● **Directions**: Repeat the material verbatim and drop the pictures.

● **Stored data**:
————

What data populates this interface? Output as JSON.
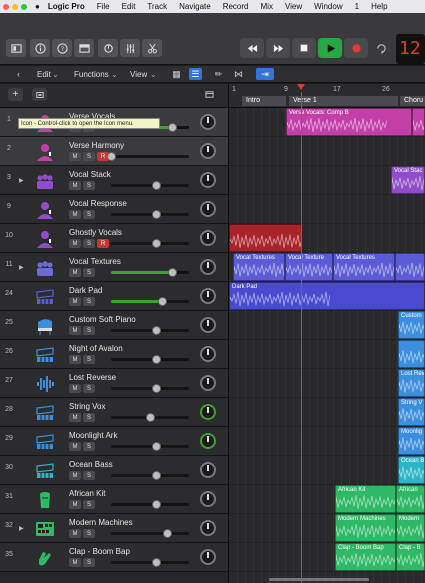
{
  "menubar": {
    "app": "Logic Pro",
    "items": [
      "File",
      "Edit",
      "Track",
      "Navigate",
      "Record",
      "Mix",
      "View",
      "Window",
      "1",
      "Help"
    ]
  },
  "transport": {
    "lcd_value": "12"
  },
  "editbar": {
    "edit": "Edit",
    "functions": "Functions",
    "view": "View"
  },
  "ruler": {
    "bars": [
      "1",
      "9",
      "17",
      "26"
    ],
    "markers": [
      "Intro",
      "Verse 1",
      "Choru"
    ]
  },
  "tooltip": "Icon - Control-click to open the Icon menu.",
  "tracks": [
    {
      "num": "1",
      "name": "Verse Vocals",
      "icon": "person-vocal-icon",
      "color": "#c23fa7",
      "rec": false,
      "fader": 0.78,
      "green": true,
      "pan_green": false,
      "disclosure": false,
      "selected": true
    },
    {
      "num": "2",
      "name": "Verse Harmony",
      "icon": "person-vocal-icon",
      "color": "#c23fa7",
      "rec": true,
      "fader": 0.0,
      "green": false,
      "pan_green": false,
      "disclosure": false,
      "selected": true
    },
    {
      "num": "3",
      "name": "Vocal Stack",
      "icon": "choir-icon",
      "color": "#8f4ec8",
      "rec": false,
      "fader": 0.58,
      "green": false,
      "pan_green": false,
      "disclosure": true,
      "selected": false
    },
    {
      "num": "9",
      "name": "Vocal Response",
      "icon": "person-vocal-icon",
      "color": "#8f4ec8",
      "rec": false,
      "fader": 0.58,
      "green": false,
      "pan_green": false,
      "disclosure": false,
      "selected": false
    },
    {
      "num": "10",
      "name": "Ghostly Vocals",
      "icon": "person-vocal-icon",
      "color": "#8f4ec8",
      "rec": true,
      "fader": 0.58,
      "green": false,
      "pan_green": false,
      "disclosure": false,
      "selected": false
    },
    {
      "num": "11",
      "name": "Vocal Textures",
      "icon": "choir-icon",
      "color": "#6a6ad8",
      "rec": false,
      "fader": 0.78,
      "green": true,
      "pan_green": false,
      "disclosure": true,
      "selected": false
    },
    {
      "num": "24",
      "name": "Dark Pad",
      "icon": "synth-icon",
      "color": "#5b5bd6",
      "rec": false,
      "fader": 0.66,
      "green": true,
      "pan_green": false,
      "disclosure": false,
      "selected": false
    },
    {
      "num": "25",
      "name": "Custom Soft Piano",
      "icon": "grand-piano-icon",
      "color": "#3c8ee0",
      "rec": false,
      "fader": 0.58,
      "green": false,
      "pan_green": false,
      "disclosure": false,
      "selected": false
    },
    {
      "num": "26",
      "name": "Night of Avalon",
      "icon": "synth-icon",
      "color": "#3c8ee0",
      "rec": false,
      "fader": 0.58,
      "green": false,
      "pan_green": false,
      "disclosure": false,
      "selected": false
    },
    {
      "num": "27",
      "name": "Lost Reverse",
      "icon": "waveform-icon",
      "color": "#3c8ee0",
      "rec": false,
      "fader": 0.58,
      "green": false,
      "pan_green": false,
      "disclosure": false,
      "selected": false
    },
    {
      "num": "28",
      "name": "String Vox",
      "icon": "synth-icon",
      "color": "#3c8ee0",
      "rec": false,
      "fader": 0.5,
      "green": false,
      "pan_green": true,
      "disclosure": false,
      "selected": false
    },
    {
      "num": "29",
      "name": "Moonlight Ark",
      "icon": "synth-icon",
      "color": "#3c8ee0",
      "rec": false,
      "fader": 0.58,
      "green": false,
      "pan_green": true,
      "disclosure": false,
      "selected": false
    },
    {
      "num": "30",
      "name": "Ocean Bass",
      "icon": "synth-icon",
      "color": "#2eb4c8",
      "rec": false,
      "fader": 0.58,
      "green": false,
      "pan_green": false,
      "disclosure": false,
      "selected": false
    },
    {
      "num": "31",
      "name": "African Kit",
      "icon": "drum-icon",
      "color": "#2fb866",
      "rec": false,
      "fader": 0.58,
      "green": false,
      "pan_green": false,
      "disclosure": false,
      "selected": false
    },
    {
      "num": "32",
      "name": "Modern Machines",
      "icon": "drum-machine-icon",
      "color": "#2fb866",
      "rec": false,
      "fader": 0.72,
      "green": false,
      "pan_green": false,
      "disclosure": true,
      "selected": false
    },
    {
      "num": "35",
      "name": "Clap - Boom Bap",
      "icon": "clap-hands-icon",
      "color": "#2fb866",
      "rec": false,
      "fader": 0.58,
      "green": false,
      "pan_green": false,
      "disclosure": false,
      "selected": false
    }
  ],
  "regions": [
    {
      "lane": 0,
      "start": 57,
      "end": 183,
      "color": "#c23fa7",
      "label": "Verse Vocals: Comp B"
    },
    {
      "lane": 0,
      "start": 183,
      "end": 196,
      "color": "#c23fa7",
      "label": ""
    },
    {
      "lane": 2,
      "start": 162,
      "end": 196,
      "color": "#8f4ec8",
      "label": "Vocal Stac"
    },
    {
      "lane": 4,
      "start": 0,
      "end": 73,
      "color": "#a8242a",
      "label": ""
    },
    {
      "lane": 5,
      "start": 4,
      "end": 56,
      "color": "#5b5bd6",
      "label": "Vocal Textures"
    },
    {
      "lane": 5,
      "start": 56,
      "end": 104,
      "color": "#5b5bd6",
      "label": "Vocal Texture"
    },
    {
      "lane": 5,
      "start": 104,
      "end": 166,
      "color": "#5b5bd6",
      "label": "Vocal Textures"
    },
    {
      "lane": 5,
      "start": 166,
      "end": 196,
      "color": "#5b5bd6",
      "label": ""
    },
    {
      "lane": 6,
      "start": 0,
      "end": 196,
      "color": "#4a4ad0",
      "label": "Dark Pad"
    },
    {
      "lane": 7,
      "start": 169,
      "end": 196,
      "color": "#3c8ee0",
      "label": "Custom"
    },
    {
      "lane": 8,
      "start": 169,
      "end": 196,
      "color": "#3c8ee0",
      "label": ""
    },
    {
      "lane": 9,
      "start": 169,
      "end": 196,
      "color": "#3c8ee0",
      "label": "Lost Rev"
    },
    {
      "lane": 10,
      "start": 169,
      "end": 196,
      "color": "#3c8ee0",
      "label": "String V"
    },
    {
      "lane": 11,
      "start": 169,
      "end": 196,
      "color": "#3c8ee0",
      "label": "Moonlig"
    },
    {
      "lane": 12,
      "start": 169,
      "end": 196,
      "color": "#2eb4c8",
      "label": "Ocean B"
    },
    {
      "lane": 13,
      "start": 106,
      "end": 167,
      "color": "#2fb866",
      "label": "African Kit"
    },
    {
      "lane": 13,
      "start": 167,
      "end": 196,
      "color": "#2fb866",
      "label": "African"
    },
    {
      "lane": 14,
      "start": 106,
      "end": 167,
      "color": "#2fb866",
      "label": "Modern Machines"
    },
    {
      "lane": 14,
      "start": 167,
      "end": 196,
      "color": "#2fb866",
      "label": "Modern"
    },
    {
      "lane": 15,
      "start": 106,
      "end": 167,
      "color": "#2fb866",
      "label": "Clap - Boom Bap"
    },
    {
      "lane": 15,
      "start": 167,
      "end": 196,
      "color": "#2fb866",
      "label": "Clap - B"
    }
  ]
}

————

● **Exercise solution**:
What data populates this interface? Output as JSON.
{
  "menubar": {
    "app": "Logic Pro",
    "items": [
      "File",
      "Edit",
      "Track",
      "Navigate",
      "Record",
      "Mix",
      "View",
      "Window",
      "1",
      "Help"
    ]
  },
  "transport": {
    "lcd_value": "12"
  },
  "editbar": {
    "edit": "Edit",
    "functions": "Functions",
    "view": "View"
  },
  "ruler": {
    "bars": [
      "1",
      "9",
      "17",
      "26"
    ],
    "markers": [
      "Intro",
      "Verse 1",
      "Choru"
    ]
  },
  "tooltip": "Icon - Control-click to open the Icon menu.",
  "tracks": [
    {
      "num": "1",
      "name": "Verse Vocals",
      "icon": "person-vocal-icon",
      "color": "#c23fa7",
      "rec": false,
      "fader": 0.78,
      "green": true,
      "pan_green": false,
      "disclosure": false,
      "selected": true
    },
    {
      "num": "2",
      "name": "Verse Harmony",
      "icon": "person-vocal-icon",
      "color": "#c23fa7",
      "rec": true,
      "fader": 0.0,
      "green": false,
      "pan_green": false,
      "disclosure": false,
      "selected": true
    },
    {
      "num": "3",
      "name": "Vocal Stack",
      "icon": "choir-icon",
      "color": "#8f4ec8",
      "rec": false,
      "fader": 0.58,
      "green": false,
      "pan_green": false,
      "disclosure": true,
      "selected": false
    },
    {
      "num": "9",
      "name": "Vocal Response",
      "icon": "person-vocal-icon",
      "color": "#8f4ec8",
      "rec": false,
      "fader": 0.58,
      "green": false,
      "pan_green": false,
      "disclosure": false,
      "selected": false
    },
    {
      "num": "10",
      "name": "Ghostly Vocals",
      "icon": "person-vocal-icon",
      "color": "#8f4ec8",
      "rec": true,
      "fader": 0.58,
      "green": false,
      "pan_green": false,
      "disclosure": false,
      "selected": false
    },
    {
      "num": "11",
      "name": "Vocal Textures",
      "icon": "choir-icon",
      "color": "#6a6ad8",
      "rec": false,
      "fader": 0.78,
      "green": true,
      "pan_green": false,
      "disclosure": true,
      "selected": false
    },
    {
      "num": "24",
      "name": "Dark Pad",
      "icon": "synth-icon",
      "color": "#5b5bd6",
      "rec": false,
      "fader": 0.66,
      "green": true,
      "pan_green": false,
      "disclosure": false,
      "selected": false
    },
    {
      "num": "25",
      "name": "Custom Soft Piano",
      "icon": "grand-piano-icon",
      "color": "#3c8ee0",
      "rec": false,
      "fader": 0.58,
      "green": false,
      "pan_green": false,
      "disclosure": false,
      "selected": false
    },
    {
      "num": "26",
      "name": "Night of Avalon",
      "icon": "synth-icon",
      "color": "#3c8ee0",
      "rec": false,
      "fader": 0.58,
      "green": false,
      "pan_green": false,
      "disclosure": false,
      "selected": false
    },
    {
      "num": "27",
      "name": "Lost Reverse",
      "icon": "waveform-icon",
      "color": "#3c8ee0",
      "rec": false,
      "fader": 0.58,
      "green": false,
      "pan_green": false,
      "disclosure": false,
      "selected": false
    },
    {
      "num": "28",
      "name": "String Vox",
      "icon": "synth-icon",
      "color": "#3c8ee0",
      "rec": false,
      "fader": 0.5,
      "green": false,
      "pan_green": true,
      "disclosure": false,
      "selected": false
    },
    {
      "num": "29",
      "name": "Moonlight Ark",
      "icon": "synth-icon",
      "color": "#3c8ee0",
      "rec": false,
      "fader": 0.58,
      "green": false,
      "pan_green": true,
      "disclosure": false,
      "selected": false
    },
    {
      "num": "30",
      "name": "Ocean Bass",
      "icon": "synth-icon",
      "color": "#2eb4c8",
      "rec": false,
      "fader": 0.58,
      "green": false,
      "pan_green": false,
      "disclosure": false,
      "selected": false
    },
    {
      "num": "31",
      "name": "African Kit",
      "icon": "drum-icon",
      "color": "#2fb866",
      "rec": false,
      "fader": 0.58,
      "green": false,
      "pan_green": false,
      "disclosure": false,
      "selected": false
    },
    {
      "num": "32",
      "name": "Modern Machines",
      "icon": "drum-machine-icon",
      "color": "#2fb866",
      "rec": false,
      "fader": 0.72,
      "green": false,
      "pan_green": false,
      "disclosure": true,
      "selected": false
    },
    {
      "num": "35",
      "name": "Clap - Boom Bap",
      "icon": "clap-hands-icon",
      "color": "#2fb866",
      "rec": false,
      "fader": 0.58,
      "green": false,
      "pan_green": false,
      "disclosure": false,
      "selected": false
    }
  ],
  "regions": [
    {
      "lane": 0,
      "start": 57,
      "end": 183,
      "color": "#c23fa7",
      "label": "Verse Vocals: Comp B"
    },
    {
      "lane": 0,
      "start": 183,
      "end": 196,
      "color": "#c23fa7",
      "label": ""
    },
    {
      "lane": 2,
      "start": 162,
      "end": 196,
      "color": "#8f4ec8",
      "label": "Vocal Stac"
    },
    {
      "lane": 4,
      "start": 0,
      "end": 73,
      "color": "#a8242a",
      "label": ""
    },
    {
      "lane": 5,
      "start": 4,
      "end": 56,
      "color": "#5b5bd6",
      "label": "Vocal Textures"
    },
    {
      "lane": 5,
      "start": 56,
      "end": 104,
      "color": "#5b5bd6",
      "label": "Vocal Texture"
    },
    {
      "lane": 5,
      "start": 104,
      "end": 166,
      "color": "#5b5bd6",
      "label": "Vocal Textures"
    },
    {
      "lane": 5,
      "start": 166,
      "end": 196,
      "color": "#5b5bd6",
      "label": ""
    },
    {
      "lane": 6,
      "start": 0,
      "end": 196,
      "color": "#4a4ad0",
      "label": "Dark Pad"
    },
    {
      "lane": 7,
      "start": 169,
      "end": 196,
      "color": "#3c8ee0",
      "label": "Custom"
    },
    {
      "lane": 8,
      "start": 169,
      "end": 196,
      "color": "#3c8ee0",
      "label": ""
    },
    {
      "lane": 9,
      "start": 169,
      "end": 196,
      "color": "#3c8ee0",
      "label": "Lost Rev"
    },
    {
      "lane": 10,
      "start": 169,
      "end": 196,
      "color": "#3c8ee0",
      "label": "String V"
    },
    {
      "lane": 11,
      "start": 169,
      "end": 196,
      "color": "#3c8ee0",
      "label": "Moonlig"
    },
    {
      "lane": 12,
      "start": 169,
      "end": 196,
      "color": "#2eb4c8",
      "label": "Ocean B"
    },
    {
      "lane": 13,
      "start": 106,
      "end": 167,
      "color": "#2fb866",
      "label": "African Kit"
    },
    {
      "lane": 13,
      "start": 167,
      "end": 196,
      "color": "#2fb866",
      "label": "African"
    },
    {
      "lane": 14,
      "start": 106,
      "end": 167,
      "color": "#2fb866",
      "label": "Modern Machines"
    },
    {
      "lane": 14,
      "start": 167,
      "end": 196,
      "color": "#2fb866",
      "label": "Modern"
    },
    {
      "lane": 15,
      "start": 106,
      "end": 167,
      "color": "#2fb866",
      "label": "Clap - Boom Bap"
    },
    {
      "lane": 15,
      "start": 167,
      "end": 196,
      "color": "#2fb866",
      "label": "Clap - B"
    }
  ]
}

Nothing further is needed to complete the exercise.